**Problem statement**. From the entries that follow, extract each line holding the string "모자이크".
>> begin Data for this exercise
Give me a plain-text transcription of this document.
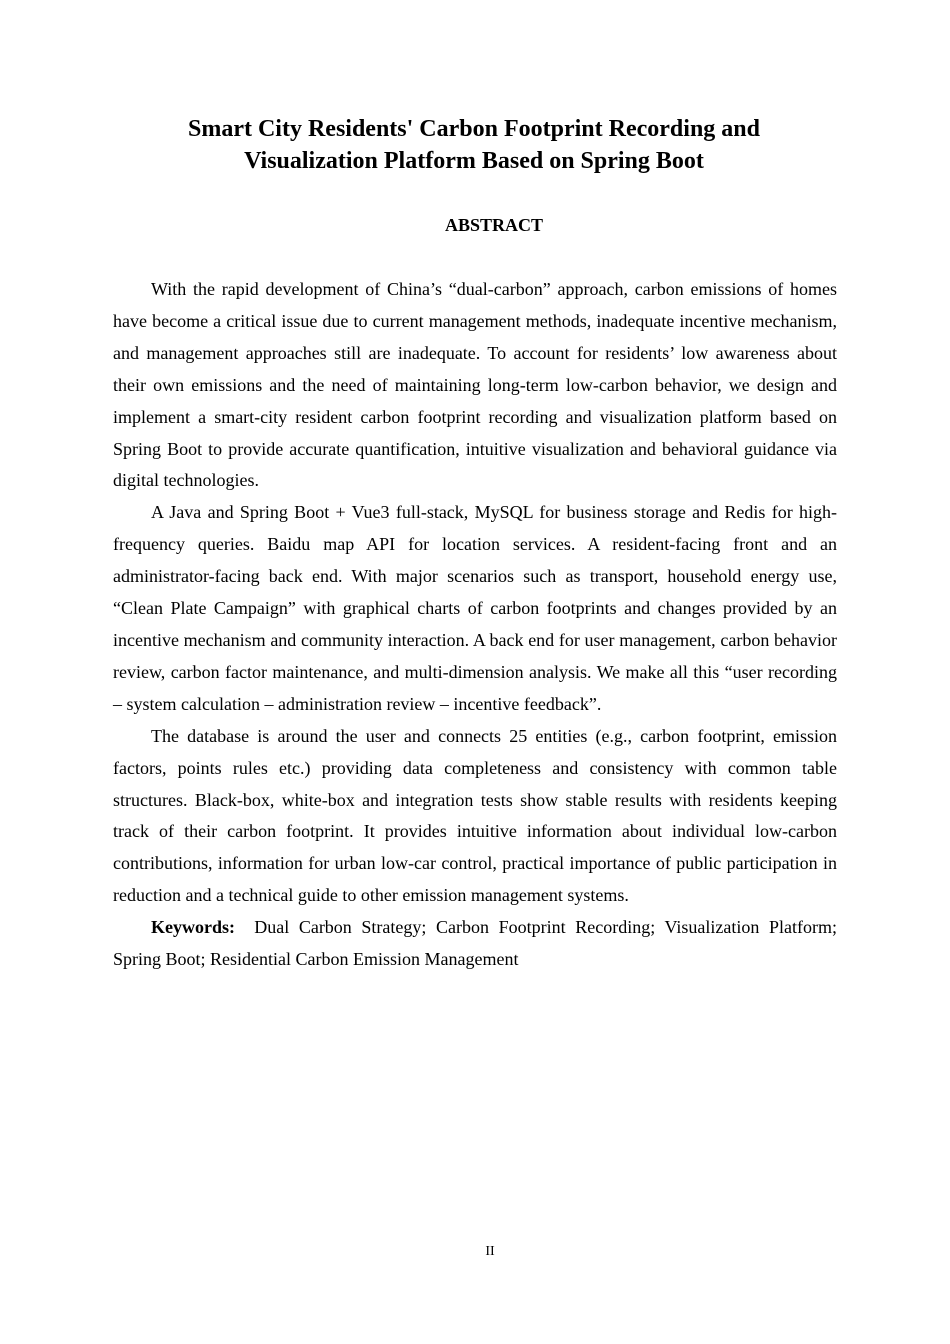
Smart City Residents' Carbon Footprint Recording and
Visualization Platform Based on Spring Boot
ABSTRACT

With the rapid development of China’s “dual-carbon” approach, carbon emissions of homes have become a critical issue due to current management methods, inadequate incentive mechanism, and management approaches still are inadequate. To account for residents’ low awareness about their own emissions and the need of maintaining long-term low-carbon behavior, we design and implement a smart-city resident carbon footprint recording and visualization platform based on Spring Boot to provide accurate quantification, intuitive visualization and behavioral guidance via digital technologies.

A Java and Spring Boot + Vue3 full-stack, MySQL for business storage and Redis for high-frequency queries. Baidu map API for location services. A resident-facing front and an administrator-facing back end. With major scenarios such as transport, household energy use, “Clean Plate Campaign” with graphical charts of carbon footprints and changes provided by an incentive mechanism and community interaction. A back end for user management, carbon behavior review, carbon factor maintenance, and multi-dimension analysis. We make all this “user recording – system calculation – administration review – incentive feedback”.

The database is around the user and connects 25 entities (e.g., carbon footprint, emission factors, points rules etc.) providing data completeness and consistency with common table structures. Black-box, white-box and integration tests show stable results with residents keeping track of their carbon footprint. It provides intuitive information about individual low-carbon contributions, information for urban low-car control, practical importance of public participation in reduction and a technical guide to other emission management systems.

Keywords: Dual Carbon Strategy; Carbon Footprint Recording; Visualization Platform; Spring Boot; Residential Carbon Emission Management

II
>> end Data for this exercise
>> begin Data for this exercise
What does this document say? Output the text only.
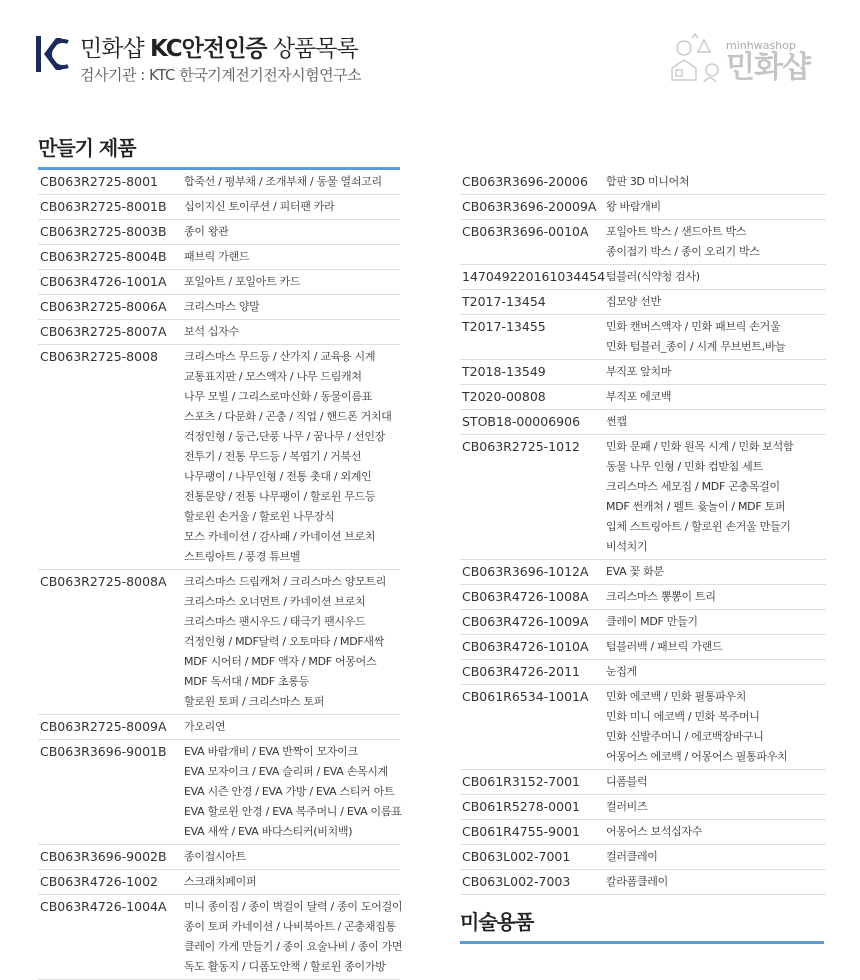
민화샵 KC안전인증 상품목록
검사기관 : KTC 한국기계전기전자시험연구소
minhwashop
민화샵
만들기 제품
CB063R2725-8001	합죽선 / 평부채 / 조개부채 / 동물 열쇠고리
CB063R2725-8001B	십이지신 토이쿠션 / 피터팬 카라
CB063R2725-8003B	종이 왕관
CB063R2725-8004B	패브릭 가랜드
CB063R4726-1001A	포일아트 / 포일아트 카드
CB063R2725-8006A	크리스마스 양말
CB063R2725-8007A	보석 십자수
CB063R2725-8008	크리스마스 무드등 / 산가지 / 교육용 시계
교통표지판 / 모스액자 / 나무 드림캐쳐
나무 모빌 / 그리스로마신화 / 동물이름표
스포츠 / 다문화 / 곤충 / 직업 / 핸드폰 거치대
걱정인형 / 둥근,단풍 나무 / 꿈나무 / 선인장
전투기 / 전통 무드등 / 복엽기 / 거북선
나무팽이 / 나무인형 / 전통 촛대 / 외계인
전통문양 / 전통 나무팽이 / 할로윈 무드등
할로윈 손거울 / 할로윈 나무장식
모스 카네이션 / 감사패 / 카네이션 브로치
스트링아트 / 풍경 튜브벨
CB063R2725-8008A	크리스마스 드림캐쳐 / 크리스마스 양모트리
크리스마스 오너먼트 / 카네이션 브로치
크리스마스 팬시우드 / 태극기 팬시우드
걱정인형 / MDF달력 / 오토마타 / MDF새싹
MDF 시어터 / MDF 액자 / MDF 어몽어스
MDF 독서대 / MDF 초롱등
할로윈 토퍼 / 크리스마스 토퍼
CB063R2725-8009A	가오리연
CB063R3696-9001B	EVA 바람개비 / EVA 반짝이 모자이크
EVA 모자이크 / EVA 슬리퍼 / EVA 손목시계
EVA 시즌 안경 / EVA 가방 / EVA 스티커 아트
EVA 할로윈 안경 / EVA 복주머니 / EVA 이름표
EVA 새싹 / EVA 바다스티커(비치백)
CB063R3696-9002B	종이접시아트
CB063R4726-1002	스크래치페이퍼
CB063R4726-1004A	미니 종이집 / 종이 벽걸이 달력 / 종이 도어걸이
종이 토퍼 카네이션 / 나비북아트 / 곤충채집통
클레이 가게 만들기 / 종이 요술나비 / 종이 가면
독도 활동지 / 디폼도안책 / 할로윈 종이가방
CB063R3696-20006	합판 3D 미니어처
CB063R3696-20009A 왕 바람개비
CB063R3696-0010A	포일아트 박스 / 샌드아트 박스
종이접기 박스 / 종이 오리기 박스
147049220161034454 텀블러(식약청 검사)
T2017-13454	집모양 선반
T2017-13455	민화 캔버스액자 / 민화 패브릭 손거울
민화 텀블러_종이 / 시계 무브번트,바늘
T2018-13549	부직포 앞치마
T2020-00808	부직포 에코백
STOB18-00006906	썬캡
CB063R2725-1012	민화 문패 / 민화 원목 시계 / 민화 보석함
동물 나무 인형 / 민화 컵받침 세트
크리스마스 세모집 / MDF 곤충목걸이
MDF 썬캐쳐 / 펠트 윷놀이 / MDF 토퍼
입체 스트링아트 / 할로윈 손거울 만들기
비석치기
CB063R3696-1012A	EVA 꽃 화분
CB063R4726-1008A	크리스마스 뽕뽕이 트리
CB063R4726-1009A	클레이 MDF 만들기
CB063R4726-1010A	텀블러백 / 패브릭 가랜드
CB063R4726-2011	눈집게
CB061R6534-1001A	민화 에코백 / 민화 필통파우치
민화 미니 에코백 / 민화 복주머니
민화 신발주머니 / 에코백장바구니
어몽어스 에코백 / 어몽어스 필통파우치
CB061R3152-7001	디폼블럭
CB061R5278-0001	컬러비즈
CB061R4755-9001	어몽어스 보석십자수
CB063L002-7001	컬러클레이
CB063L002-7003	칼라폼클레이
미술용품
>> end Data for this exercise
**Problem solution**.
CB063R3696-9001B	EVA 바람개비 / EVA 반짝이 모자이크
EVA 모자이크 / EVA 슬리퍼 / EVA 손목시계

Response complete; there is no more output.